**Exercise**
Scan the entries below. List each line with "seed".

Figure content listings:
start

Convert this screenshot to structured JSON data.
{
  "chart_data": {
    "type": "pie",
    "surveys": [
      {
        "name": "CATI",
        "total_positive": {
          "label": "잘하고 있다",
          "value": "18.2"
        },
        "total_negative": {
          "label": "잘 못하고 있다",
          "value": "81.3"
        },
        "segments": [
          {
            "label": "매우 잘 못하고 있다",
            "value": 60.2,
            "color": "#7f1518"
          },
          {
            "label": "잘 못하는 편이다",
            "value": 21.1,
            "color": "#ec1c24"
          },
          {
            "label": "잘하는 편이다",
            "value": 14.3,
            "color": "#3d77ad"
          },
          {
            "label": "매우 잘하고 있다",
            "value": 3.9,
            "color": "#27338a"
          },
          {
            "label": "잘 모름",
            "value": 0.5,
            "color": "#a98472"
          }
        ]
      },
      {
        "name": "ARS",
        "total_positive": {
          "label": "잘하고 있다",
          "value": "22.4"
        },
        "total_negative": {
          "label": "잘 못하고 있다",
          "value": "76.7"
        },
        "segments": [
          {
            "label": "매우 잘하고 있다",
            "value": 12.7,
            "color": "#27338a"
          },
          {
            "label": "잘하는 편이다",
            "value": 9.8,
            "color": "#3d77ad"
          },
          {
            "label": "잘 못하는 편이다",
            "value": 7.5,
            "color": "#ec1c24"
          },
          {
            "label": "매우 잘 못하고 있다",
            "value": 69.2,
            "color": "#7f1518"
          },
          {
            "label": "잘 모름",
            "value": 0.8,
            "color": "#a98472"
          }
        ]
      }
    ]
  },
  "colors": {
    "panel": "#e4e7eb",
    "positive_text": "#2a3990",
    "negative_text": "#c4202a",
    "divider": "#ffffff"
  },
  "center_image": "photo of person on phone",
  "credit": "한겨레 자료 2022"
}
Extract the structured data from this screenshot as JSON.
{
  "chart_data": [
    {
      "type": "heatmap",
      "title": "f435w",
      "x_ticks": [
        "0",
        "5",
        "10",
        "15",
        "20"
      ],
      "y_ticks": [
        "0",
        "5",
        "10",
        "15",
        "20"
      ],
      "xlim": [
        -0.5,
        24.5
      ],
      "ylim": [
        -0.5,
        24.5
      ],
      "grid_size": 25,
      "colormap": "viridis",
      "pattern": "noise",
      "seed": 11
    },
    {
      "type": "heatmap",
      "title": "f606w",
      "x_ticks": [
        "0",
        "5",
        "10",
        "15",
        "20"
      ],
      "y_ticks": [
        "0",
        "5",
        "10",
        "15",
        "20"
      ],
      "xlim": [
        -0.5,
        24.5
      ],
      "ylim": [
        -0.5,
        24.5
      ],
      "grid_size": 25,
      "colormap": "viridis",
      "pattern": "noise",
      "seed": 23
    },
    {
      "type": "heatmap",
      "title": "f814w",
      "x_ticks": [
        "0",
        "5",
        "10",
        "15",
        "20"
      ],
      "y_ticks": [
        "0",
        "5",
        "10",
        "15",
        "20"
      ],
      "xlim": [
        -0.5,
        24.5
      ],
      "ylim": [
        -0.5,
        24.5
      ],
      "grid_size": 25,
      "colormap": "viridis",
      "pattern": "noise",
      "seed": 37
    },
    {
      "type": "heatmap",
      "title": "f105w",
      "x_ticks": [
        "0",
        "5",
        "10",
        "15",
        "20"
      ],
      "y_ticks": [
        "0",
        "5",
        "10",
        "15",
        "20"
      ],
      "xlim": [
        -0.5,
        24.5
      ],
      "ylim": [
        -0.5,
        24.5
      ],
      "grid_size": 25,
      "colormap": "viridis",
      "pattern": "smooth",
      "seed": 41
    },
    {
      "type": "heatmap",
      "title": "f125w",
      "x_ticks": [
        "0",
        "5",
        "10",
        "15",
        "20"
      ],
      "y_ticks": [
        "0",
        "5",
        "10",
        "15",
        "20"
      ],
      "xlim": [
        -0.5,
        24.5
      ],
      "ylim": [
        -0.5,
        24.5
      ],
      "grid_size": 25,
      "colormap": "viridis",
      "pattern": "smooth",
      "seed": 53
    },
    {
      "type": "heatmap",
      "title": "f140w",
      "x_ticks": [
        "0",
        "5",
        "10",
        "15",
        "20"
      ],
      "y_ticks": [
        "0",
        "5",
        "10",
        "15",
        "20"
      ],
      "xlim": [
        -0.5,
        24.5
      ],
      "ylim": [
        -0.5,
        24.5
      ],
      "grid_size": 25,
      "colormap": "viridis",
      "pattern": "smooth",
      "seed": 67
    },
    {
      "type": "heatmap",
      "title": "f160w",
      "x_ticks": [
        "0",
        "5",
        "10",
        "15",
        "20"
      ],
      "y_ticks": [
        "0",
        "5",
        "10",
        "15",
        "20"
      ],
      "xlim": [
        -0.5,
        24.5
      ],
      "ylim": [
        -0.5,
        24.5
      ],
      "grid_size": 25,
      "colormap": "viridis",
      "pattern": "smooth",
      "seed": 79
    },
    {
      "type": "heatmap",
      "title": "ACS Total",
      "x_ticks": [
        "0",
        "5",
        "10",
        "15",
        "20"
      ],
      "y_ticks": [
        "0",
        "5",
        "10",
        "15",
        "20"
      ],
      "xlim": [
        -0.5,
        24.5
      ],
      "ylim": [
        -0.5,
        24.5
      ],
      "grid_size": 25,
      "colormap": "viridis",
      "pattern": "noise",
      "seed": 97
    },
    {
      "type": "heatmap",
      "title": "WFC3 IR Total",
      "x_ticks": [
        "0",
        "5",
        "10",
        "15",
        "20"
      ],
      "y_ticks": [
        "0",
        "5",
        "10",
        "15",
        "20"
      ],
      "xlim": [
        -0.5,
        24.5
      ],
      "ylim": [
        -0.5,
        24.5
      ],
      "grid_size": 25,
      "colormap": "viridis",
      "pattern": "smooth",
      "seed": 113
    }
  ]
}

end

**Solution for this task**
      "seed": 11
      "seed": 23
      "seed": 37
      "seed": 41
      "seed": 53
      "seed": 67
      "seed": 79
      "seed": 97
      "seed": 113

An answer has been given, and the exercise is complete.